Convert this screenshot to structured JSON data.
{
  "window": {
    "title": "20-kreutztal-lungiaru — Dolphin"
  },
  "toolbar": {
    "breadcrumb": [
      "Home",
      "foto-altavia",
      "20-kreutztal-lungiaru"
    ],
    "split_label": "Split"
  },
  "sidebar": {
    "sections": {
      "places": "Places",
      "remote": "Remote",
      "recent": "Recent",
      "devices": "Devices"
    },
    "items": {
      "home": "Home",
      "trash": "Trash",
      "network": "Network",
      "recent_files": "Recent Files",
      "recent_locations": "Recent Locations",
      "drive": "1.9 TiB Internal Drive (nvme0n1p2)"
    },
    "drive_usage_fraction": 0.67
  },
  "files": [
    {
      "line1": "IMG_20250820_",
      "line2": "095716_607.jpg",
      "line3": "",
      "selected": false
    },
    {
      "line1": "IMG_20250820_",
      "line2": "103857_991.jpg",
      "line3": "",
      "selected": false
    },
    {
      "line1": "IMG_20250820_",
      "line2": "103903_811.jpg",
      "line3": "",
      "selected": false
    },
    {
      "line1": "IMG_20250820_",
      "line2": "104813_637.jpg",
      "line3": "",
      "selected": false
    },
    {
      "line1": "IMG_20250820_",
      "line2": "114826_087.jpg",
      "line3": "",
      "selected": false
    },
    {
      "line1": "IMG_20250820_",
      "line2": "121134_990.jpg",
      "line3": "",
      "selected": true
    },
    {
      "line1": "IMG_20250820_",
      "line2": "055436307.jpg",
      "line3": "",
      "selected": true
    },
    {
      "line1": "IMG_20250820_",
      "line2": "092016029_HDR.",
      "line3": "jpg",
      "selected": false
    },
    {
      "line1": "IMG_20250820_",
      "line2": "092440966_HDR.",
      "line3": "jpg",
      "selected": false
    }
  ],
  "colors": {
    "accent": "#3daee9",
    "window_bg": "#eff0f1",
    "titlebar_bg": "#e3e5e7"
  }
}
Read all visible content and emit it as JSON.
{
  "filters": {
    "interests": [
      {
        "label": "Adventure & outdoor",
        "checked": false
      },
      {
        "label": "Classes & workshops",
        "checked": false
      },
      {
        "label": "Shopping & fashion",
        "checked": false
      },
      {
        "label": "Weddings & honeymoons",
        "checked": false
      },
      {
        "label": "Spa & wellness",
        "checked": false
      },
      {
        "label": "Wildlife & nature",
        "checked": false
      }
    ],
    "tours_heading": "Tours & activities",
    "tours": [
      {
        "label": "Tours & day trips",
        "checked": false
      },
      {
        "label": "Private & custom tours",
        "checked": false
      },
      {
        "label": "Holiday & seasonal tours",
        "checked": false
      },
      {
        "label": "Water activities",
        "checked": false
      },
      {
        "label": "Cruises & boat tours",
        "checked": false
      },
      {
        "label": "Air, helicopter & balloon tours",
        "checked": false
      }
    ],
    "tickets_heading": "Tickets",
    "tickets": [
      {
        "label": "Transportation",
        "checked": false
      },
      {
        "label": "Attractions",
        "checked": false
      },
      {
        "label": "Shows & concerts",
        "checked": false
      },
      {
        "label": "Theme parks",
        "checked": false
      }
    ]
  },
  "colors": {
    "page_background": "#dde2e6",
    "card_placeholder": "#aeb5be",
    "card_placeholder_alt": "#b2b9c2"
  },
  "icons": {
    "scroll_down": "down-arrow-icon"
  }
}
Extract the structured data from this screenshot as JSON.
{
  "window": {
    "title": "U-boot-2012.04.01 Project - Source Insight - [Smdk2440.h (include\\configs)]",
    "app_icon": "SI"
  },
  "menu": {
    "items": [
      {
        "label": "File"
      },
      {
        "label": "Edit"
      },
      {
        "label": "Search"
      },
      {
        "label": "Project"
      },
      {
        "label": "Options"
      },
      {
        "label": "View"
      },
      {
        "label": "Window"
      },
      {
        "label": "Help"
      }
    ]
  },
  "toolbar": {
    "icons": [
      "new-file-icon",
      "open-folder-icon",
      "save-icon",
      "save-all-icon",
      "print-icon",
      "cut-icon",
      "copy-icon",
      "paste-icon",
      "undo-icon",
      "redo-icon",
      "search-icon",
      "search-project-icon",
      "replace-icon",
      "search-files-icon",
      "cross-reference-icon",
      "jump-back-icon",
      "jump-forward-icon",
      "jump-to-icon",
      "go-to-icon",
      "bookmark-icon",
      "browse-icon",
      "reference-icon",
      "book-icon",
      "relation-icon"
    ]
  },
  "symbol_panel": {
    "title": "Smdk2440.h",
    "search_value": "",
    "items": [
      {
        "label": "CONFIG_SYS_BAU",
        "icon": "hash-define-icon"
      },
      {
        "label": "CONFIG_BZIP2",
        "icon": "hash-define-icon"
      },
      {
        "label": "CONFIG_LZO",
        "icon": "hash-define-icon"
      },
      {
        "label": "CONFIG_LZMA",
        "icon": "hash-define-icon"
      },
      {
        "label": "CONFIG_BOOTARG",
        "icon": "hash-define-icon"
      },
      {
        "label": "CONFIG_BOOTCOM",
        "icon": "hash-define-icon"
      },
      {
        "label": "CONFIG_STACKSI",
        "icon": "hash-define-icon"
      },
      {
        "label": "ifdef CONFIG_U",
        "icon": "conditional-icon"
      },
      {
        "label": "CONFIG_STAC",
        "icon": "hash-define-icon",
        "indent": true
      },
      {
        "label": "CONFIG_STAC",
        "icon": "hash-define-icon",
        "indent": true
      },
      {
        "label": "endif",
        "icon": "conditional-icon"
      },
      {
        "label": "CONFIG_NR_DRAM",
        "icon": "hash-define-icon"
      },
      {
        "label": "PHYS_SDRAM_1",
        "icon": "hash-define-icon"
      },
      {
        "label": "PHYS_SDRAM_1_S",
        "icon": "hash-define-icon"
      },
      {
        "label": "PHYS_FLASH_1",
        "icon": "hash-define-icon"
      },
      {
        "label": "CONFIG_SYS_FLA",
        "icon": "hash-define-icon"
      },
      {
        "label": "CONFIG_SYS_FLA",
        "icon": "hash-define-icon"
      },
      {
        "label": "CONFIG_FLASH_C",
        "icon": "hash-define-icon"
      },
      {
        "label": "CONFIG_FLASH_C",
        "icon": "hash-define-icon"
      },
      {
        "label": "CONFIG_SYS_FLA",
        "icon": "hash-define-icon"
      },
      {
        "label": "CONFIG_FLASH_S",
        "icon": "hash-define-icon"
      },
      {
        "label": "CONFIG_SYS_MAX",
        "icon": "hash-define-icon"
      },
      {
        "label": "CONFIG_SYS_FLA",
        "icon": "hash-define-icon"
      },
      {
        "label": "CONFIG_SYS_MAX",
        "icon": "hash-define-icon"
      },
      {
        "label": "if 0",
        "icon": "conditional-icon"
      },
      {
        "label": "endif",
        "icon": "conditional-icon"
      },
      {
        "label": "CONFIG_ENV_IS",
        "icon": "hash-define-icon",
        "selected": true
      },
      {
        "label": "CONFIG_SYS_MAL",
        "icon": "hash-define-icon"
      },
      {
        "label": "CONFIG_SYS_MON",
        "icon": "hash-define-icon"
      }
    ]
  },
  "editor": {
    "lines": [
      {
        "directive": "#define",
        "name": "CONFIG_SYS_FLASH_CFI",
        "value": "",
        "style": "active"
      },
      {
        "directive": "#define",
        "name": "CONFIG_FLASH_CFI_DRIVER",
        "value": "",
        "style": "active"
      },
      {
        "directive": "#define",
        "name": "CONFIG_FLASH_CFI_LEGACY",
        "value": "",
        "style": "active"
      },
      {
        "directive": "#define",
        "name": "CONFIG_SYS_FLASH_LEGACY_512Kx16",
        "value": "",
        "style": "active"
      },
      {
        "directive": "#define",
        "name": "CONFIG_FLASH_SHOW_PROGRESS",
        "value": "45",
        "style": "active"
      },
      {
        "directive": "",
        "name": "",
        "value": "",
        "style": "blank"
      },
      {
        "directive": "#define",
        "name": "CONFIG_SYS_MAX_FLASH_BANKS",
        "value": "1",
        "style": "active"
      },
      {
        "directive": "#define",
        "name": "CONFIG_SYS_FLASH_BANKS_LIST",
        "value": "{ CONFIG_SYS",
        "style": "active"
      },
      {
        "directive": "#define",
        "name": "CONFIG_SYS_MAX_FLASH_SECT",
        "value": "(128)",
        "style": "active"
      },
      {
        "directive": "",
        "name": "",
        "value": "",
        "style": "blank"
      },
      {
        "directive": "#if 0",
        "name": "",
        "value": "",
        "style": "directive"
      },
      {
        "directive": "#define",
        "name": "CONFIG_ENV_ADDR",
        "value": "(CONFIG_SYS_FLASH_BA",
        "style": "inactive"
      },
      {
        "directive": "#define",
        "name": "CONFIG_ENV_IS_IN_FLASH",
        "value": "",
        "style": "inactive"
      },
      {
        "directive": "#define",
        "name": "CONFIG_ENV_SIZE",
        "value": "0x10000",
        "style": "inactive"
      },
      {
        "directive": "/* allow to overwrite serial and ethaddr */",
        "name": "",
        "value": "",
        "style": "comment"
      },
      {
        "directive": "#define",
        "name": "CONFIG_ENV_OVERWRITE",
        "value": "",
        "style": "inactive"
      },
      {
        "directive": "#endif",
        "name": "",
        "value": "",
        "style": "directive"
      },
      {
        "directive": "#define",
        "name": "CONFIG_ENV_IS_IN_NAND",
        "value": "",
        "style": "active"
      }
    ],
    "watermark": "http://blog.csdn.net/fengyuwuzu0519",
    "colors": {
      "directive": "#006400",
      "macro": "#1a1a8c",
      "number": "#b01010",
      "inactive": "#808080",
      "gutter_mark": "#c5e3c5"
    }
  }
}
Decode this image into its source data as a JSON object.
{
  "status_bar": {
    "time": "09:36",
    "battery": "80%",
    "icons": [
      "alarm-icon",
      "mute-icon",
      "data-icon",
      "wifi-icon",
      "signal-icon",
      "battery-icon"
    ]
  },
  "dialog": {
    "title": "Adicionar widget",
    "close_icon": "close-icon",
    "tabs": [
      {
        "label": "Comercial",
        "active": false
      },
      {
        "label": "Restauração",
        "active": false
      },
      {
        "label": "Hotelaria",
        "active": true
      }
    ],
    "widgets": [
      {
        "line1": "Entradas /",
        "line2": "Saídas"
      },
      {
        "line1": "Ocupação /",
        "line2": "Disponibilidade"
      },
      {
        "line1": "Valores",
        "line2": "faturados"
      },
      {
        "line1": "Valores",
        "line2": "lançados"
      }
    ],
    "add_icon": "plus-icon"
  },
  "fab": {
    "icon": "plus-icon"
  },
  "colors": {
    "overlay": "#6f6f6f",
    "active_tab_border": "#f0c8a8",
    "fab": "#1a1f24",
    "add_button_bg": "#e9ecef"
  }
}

Task requirements: Scan the material line by line and report each one that contains "reference".

Written answer:
      "cross-reference-icon",
      "reference-icon",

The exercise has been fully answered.